* Begin *

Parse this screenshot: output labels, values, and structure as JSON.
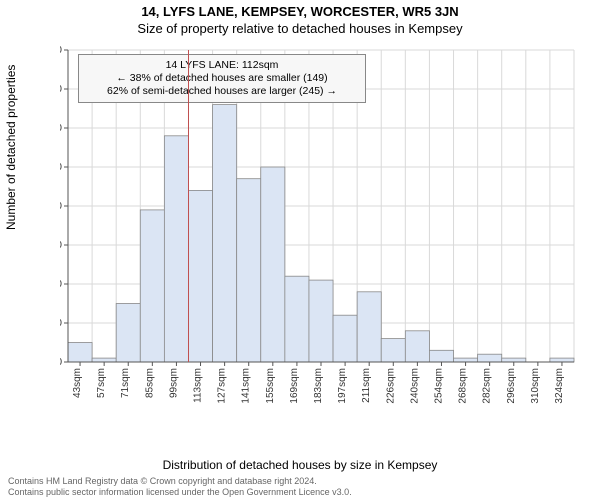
{
  "header": {
    "address": "14, LYFS LANE, KEMPSEY, WORCESTER, WR5 3JN",
    "subtitle": "Size of property relative to detached houses in Kempsey"
  },
  "axes": {
    "ylabel": "Number of detached properties",
    "xlabel": "Distribution of detached houses by size in Kempsey"
  },
  "callout": {
    "line1": "14 LYFS LANE: 112sqm",
    "line2": "← 38% of detached houses are smaller (149)",
    "line3": "62% of semi-detached houses are larger (245) →"
  },
  "footer": {
    "line1": "Contains HM Land Registry data © Crown copyright and database right 2024.",
    "line2": "Contains public sector information licensed under the Open Government Licence v3.0."
  },
  "chart": {
    "type": "histogram",
    "background_color": "#ffffff",
    "grid_color": "#d9d9d9",
    "bar_fill": "#dbe5f4",
    "bar_stroke": "#9aa8c0",
    "indicator_color": "#c05050",
    "ylim": [
      0,
      80
    ],
    "ytick_step": 10,
    "x_categories": [
      "43sqm",
      "57sqm",
      "71sqm",
      "85sqm",
      "99sqm",
      "113sqm",
      "127sqm",
      "141sqm",
      "155sqm",
      "169sqm",
      "183sqm",
      "197sqm",
      "211sqm",
      "226sqm",
      "240sqm",
      "254sqm",
      "268sqm",
      "282sqm",
      "296sqm",
      "310sqm",
      "324sqm"
    ],
    "values": [
      5,
      1,
      15,
      39,
      58,
      44,
      66,
      47,
      50,
      22,
      21,
      12,
      18,
      6,
      8,
      3,
      1,
      2,
      1,
      0,
      1
    ],
    "bar_width_ratio": 1.0,
    "indicator_category_index": 5,
    "indicator_align": "left_edge",
    "label_fontsize": 12,
    "tick_fontsize": 10
  }
}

* End *

WHAT IS EXPECTED: Your task is to repeat the data above exactly while excluding the pictures.

TASK RESULT:
Parse this screenshot: output labels, values, and structure as JSON.
{
  "header": {
    "address": "14, LYFS LANE, KEMPSEY, WORCESTER, WR5 3JN",
    "subtitle": "Size of property relative to detached houses in Kempsey"
  },
  "axes": {
    "ylabel": "Number of detached properties",
    "xlabel": "Distribution of detached houses by size in Kempsey"
  },
  "callout": {
    "line1": "14 LYFS LANE: 112sqm",
    "line2": "← 38% of detached houses are smaller (149)",
    "line3": "62% of semi-detached houses are larger (245) →"
  },
  "footer": {
    "line1": "Contains HM Land Registry data © Crown copyright and database right 2024.",
    "line2": "Contains public sector information licensed under the Open Government Licence v3.0."
  },
  "chart": {
    "type": "histogram",
    "background_color": "#ffffff",
    "grid_color": "#d9d9d9",
    "bar_fill": "#dbe5f4",
    "bar_stroke": "#9aa8c0",
    "indicator_color": "#c05050",
    "ylim": [
      0,
      80
    ],
    "ytick_step": 10,
    "x_categories": [
      "43sqm",
      "57sqm",
      "71sqm",
      "85sqm",
      "99sqm",
      "113sqm",
      "127sqm",
      "141sqm",
      "155sqm",
      "169sqm",
      "183sqm",
      "197sqm",
      "211sqm",
      "226sqm",
      "240sqm",
      "254sqm",
      "268sqm",
      "282sqm",
      "296sqm",
      "310sqm",
      "324sqm"
    ],
    "values": [
      5,
      1,
      15,
      39,
      58,
      44,
      66,
      47,
      50,
      22,
      21,
      12,
      18,
      6,
      8,
      3,
      1,
      2,
      1,
      0,
      1
    ],
    "bar_width_ratio": 1.0,
    "indicator_category_index": 5,
    "indicator_align": "left_edge",
    "label_fontsize": 12,
    "tick_fontsize": 10
  }
}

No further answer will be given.